| YOUR TASK |
Identify each line holding the string "JSON" and copy it.

— START DATA FOR THIS EXERCISE —

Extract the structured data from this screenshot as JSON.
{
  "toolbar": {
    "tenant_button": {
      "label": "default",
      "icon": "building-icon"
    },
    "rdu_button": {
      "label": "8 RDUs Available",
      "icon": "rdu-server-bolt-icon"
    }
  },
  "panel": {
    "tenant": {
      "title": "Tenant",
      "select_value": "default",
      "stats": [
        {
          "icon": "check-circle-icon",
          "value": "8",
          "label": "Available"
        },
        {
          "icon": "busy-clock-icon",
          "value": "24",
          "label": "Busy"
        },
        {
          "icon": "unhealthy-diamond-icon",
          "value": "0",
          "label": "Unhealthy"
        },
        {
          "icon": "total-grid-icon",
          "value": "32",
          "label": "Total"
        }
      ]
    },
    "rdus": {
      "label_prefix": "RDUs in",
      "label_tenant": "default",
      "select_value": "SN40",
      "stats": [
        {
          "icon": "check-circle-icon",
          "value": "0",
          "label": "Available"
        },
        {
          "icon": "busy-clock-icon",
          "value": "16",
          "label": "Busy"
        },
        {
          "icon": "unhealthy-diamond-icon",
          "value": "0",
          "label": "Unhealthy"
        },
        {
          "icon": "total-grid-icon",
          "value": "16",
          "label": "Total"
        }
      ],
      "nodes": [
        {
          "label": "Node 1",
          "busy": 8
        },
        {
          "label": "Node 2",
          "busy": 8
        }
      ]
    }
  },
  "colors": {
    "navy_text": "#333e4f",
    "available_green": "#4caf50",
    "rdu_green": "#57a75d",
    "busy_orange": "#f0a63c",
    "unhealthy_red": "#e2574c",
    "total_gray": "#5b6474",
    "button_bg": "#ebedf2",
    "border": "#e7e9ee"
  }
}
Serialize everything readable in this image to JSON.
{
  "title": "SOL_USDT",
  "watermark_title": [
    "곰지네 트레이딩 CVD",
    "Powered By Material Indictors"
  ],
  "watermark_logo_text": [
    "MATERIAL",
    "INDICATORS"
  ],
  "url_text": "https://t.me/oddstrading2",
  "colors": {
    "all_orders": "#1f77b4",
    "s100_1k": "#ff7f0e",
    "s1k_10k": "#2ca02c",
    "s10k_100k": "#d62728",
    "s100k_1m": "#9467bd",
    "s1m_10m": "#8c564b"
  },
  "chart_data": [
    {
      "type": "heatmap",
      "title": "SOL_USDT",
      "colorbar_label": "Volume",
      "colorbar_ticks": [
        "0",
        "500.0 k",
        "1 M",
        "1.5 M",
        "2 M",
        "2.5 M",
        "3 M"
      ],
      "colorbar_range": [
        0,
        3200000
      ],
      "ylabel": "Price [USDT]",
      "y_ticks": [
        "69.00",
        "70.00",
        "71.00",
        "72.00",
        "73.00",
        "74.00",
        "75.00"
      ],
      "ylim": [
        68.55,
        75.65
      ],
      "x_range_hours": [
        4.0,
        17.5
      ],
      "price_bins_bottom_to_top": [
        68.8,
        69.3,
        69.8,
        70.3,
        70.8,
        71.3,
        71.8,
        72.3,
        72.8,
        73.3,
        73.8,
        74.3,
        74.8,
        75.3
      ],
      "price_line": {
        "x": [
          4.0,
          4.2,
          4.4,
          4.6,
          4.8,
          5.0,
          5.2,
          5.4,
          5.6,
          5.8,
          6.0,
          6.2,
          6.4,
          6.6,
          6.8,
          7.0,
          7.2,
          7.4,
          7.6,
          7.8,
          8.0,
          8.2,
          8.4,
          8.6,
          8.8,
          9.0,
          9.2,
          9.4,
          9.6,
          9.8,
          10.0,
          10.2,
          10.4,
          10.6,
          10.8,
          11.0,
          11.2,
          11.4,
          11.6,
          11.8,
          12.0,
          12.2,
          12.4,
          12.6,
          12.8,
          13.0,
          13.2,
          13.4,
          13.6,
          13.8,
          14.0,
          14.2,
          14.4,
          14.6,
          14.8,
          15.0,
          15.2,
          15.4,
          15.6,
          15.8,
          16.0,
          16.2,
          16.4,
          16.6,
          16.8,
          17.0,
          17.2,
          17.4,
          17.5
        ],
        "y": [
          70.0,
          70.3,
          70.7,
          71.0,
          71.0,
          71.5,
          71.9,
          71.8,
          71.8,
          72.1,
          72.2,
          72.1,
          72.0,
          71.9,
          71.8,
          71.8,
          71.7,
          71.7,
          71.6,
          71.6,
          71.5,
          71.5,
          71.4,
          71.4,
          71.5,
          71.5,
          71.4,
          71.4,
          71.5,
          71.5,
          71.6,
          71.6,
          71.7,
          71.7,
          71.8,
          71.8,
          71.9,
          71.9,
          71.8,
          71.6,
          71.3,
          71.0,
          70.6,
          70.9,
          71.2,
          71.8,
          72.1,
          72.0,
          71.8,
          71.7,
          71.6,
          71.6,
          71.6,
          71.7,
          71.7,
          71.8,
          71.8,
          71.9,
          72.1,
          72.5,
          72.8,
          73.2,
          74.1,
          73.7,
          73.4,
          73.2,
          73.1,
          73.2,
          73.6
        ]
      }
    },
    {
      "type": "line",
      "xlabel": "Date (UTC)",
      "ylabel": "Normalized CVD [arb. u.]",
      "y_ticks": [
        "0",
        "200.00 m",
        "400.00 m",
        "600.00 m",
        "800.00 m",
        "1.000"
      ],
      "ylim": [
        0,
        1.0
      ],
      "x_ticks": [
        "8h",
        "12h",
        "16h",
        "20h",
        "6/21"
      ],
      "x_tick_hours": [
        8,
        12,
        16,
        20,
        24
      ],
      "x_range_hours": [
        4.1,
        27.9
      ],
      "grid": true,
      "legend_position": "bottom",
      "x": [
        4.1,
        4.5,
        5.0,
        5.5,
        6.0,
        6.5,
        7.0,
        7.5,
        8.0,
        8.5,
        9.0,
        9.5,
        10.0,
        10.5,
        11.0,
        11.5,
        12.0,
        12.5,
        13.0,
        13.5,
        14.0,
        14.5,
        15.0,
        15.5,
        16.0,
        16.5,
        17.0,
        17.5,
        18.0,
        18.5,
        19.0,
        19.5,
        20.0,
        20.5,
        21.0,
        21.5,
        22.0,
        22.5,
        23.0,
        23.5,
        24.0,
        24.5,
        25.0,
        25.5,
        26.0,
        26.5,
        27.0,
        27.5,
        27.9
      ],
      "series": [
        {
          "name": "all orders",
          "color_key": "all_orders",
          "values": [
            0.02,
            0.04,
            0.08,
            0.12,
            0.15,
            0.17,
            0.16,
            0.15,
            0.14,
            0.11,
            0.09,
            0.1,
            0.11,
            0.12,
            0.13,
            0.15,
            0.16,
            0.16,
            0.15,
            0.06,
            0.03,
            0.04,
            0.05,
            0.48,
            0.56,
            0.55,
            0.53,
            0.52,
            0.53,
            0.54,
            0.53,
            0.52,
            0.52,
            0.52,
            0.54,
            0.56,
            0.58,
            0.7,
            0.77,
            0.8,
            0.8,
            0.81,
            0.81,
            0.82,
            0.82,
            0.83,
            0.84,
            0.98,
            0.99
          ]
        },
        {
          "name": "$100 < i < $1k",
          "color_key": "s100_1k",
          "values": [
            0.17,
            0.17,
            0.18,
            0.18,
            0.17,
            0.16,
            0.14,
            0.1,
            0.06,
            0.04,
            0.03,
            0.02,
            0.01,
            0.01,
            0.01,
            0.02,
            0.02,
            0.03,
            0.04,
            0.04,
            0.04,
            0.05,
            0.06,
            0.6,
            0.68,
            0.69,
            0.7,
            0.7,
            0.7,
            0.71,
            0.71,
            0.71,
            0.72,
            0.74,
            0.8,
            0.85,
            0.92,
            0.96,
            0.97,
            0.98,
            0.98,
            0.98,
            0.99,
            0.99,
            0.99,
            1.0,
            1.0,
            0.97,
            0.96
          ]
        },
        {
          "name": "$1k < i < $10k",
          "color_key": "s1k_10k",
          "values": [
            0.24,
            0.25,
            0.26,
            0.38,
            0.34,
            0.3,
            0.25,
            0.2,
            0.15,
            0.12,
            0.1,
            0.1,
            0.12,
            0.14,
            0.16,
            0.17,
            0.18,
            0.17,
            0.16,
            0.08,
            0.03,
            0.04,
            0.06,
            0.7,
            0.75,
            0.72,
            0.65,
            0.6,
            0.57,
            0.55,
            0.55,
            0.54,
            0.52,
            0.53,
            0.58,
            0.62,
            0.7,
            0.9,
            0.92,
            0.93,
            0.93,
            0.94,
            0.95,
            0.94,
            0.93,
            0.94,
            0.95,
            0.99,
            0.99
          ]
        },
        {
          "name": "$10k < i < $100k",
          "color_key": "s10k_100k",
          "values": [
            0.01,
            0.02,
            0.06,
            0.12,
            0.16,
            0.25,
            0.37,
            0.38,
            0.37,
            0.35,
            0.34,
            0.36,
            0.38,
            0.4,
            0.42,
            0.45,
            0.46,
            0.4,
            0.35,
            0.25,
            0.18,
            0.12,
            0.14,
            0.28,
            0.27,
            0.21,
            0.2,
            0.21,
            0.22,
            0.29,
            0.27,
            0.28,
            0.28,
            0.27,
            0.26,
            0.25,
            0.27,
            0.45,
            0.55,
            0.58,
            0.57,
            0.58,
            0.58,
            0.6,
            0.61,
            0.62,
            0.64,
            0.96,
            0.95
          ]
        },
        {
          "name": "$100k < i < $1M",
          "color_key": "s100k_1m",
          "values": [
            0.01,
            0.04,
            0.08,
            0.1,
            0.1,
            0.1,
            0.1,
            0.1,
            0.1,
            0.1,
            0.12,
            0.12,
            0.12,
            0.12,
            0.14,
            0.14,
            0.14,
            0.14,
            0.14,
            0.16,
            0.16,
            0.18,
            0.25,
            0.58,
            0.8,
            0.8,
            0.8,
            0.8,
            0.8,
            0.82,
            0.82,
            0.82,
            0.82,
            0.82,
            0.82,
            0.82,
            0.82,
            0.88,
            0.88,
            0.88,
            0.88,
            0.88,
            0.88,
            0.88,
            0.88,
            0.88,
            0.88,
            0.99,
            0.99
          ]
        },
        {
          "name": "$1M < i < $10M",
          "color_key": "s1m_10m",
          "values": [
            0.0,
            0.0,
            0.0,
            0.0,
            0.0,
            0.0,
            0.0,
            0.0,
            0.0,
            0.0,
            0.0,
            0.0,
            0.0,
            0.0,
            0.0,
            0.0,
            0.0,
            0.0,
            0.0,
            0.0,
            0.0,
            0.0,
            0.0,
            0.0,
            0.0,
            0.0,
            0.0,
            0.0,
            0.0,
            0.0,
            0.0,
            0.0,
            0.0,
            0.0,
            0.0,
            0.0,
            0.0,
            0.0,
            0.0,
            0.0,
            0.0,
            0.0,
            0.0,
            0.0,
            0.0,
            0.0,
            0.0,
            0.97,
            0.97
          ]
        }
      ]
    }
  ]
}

— END DATA FOR THIS EXERCISE —

| SOLUTION FOR THIS TASK |
Extract the structured data from this screenshot as JSON.
Serialize everything readable in this image to JSON.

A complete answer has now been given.